## START
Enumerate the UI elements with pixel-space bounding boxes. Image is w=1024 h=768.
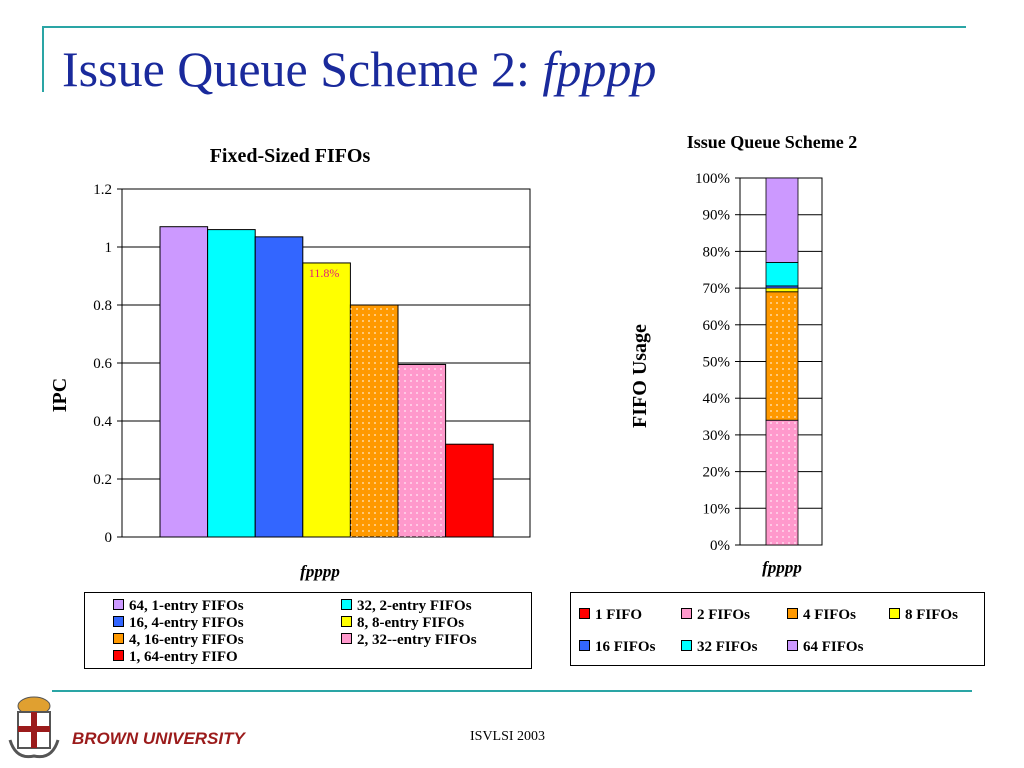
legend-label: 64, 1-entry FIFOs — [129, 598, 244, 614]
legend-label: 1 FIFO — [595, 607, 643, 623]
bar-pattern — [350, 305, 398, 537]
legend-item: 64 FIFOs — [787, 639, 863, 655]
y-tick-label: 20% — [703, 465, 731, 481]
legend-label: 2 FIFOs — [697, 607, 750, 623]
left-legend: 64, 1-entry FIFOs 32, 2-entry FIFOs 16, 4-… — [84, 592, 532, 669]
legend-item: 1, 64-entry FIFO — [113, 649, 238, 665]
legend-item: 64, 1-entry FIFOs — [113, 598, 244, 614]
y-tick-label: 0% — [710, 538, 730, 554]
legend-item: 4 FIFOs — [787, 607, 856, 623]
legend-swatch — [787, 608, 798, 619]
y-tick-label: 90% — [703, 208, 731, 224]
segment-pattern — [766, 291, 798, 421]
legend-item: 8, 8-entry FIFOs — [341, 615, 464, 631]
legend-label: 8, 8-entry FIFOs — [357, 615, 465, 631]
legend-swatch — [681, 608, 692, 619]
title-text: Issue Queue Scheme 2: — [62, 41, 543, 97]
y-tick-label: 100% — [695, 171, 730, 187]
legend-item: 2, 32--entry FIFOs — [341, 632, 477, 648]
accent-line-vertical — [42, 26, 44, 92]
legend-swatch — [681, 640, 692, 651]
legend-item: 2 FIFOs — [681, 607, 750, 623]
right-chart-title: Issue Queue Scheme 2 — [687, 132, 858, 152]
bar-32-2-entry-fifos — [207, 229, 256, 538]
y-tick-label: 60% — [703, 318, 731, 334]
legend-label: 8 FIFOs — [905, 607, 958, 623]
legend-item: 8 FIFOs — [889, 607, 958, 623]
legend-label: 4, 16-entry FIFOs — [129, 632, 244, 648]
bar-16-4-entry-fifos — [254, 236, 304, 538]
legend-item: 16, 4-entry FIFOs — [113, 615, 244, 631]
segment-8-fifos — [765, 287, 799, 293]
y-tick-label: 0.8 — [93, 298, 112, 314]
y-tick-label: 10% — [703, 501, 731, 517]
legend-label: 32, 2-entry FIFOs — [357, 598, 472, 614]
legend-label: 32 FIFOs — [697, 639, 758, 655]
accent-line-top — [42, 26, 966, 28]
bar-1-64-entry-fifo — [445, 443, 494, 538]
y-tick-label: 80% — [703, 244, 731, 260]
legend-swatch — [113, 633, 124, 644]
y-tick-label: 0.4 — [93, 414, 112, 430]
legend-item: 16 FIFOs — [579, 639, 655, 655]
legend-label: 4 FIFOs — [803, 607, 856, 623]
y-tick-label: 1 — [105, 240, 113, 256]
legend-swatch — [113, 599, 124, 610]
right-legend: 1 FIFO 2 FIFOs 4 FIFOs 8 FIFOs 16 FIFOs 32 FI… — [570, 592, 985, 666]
## END
**What this task involves**
Could you return every line of the records above verbatim, leaving out the picture?

**The output**
Enumerate the UI elements with pixel-space bounding boxes. Image is w=1024 h=768.
legend-label: 64, 1-entry FIFOs — [129, 598, 244, 614]
legend-label: 1 FIFO — [595, 607, 643, 623]
bar-pattern — [350, 305, 398, 537]
legend-item: 64 FIFOs — [787, 639, 863, 655]
y-tick-label: 20% — [703, 465, 731, 481]
legend-label: 2 FIFOs — [697, 607, 750, 623]
left-legend: 64, 1-entry FIFOs 32, 2-entry FIFOs 16, 4-… — [84, 592, 532, 669]
legend-item: 1, 64-entry FIFO — [113, 649, 238, 665]
legend-item: 64, 1-entry FIFOs — [113, 598, 244, 614]
y-tick-label: 0% — [710, 538, 730, 554]
legend-item: 4 FIFOs — [787, 607, 856, 623]
legend-swatch — [787, 608, 798, 619]
y-tick-label: 90% — [703, 208, 731, 224]
segment-pattern — [766, 291, 798, 421]
legend-item: 8, 8-entry FIFOs — [341, 615, 464, 631]
legend-label: 8, 8-entry FIFOs — [357, 615, 465, 631]
legend-swatch — [681, 608, 692, 619]
title-text: Issue Queue Scheme 2: — [62, 41, 543, 97]
y-tick-label: 100% — [695, 171, 730, 187]
legend-item: 2, 32--entry FIFOs — [341, 632, 477, 648]
accent-line-vertical — [42, 26, 44, 92]
legend-swatch — [681, 640, 692, 651]
legend-item: 2 FIFOs — [681, 607, 750, 623]
right-chart-title: Issue Queue Scheme 2 — [687, 132, 858, 152]
bar-32-2-entry-fifos — [207, 229, 256, 538]
y-tick-label: 60% — [703, 318, 731, 334]
legend-label: 8 FIFOs — [905, 607, 958, 623]
legend-item: 8 FIFOs — [889, 607, 958, 623]
legend-label: 4, 16-entry FIFOs — [129, 632, 244, 648]
bar-16-4-entry-fifos — [254, 236, 304, 538]
legend-item: 16, 4-entry FIFOs — [113, 615, 244, 631]
segment-8-fifos — [765, 287, 799, 293]
y-tick-label: 0.8 — [93, 298, 112, 314]
y-tick-label: 10% — [703, 501, 731, 517]
legend-label: 32, 2-entry FIFOs — [357, 598, 472, 614]
legend-label: 32 FIFOs — [697, 639, 758, 655]
accent-line-top — [42, 26, 966, 28]
bar-1-64-entry-fifo — [445, 443, 494, 538]
y-tick-label: 80% — [703, 244, 731, 260]
legend-swatch — [113, 633, 124, 644]
y-tick-label: 0.4 — [93, 414, 112, 430]
legend-item: 16 FIFOs — [579, 639, 655, 655]
legend-label: 4 FIFOs — [803, 607, 856, 623]
y-tick-label: 1 — [105, 240, 113, 256]
legend-swatch — [113, 599, 124, 610]
right-legend: 1 FIFO 2 FIFOs 4 FIFOs 8 FIFOs 16 FIFOs 32 FI… — [570, 592, 985, 666]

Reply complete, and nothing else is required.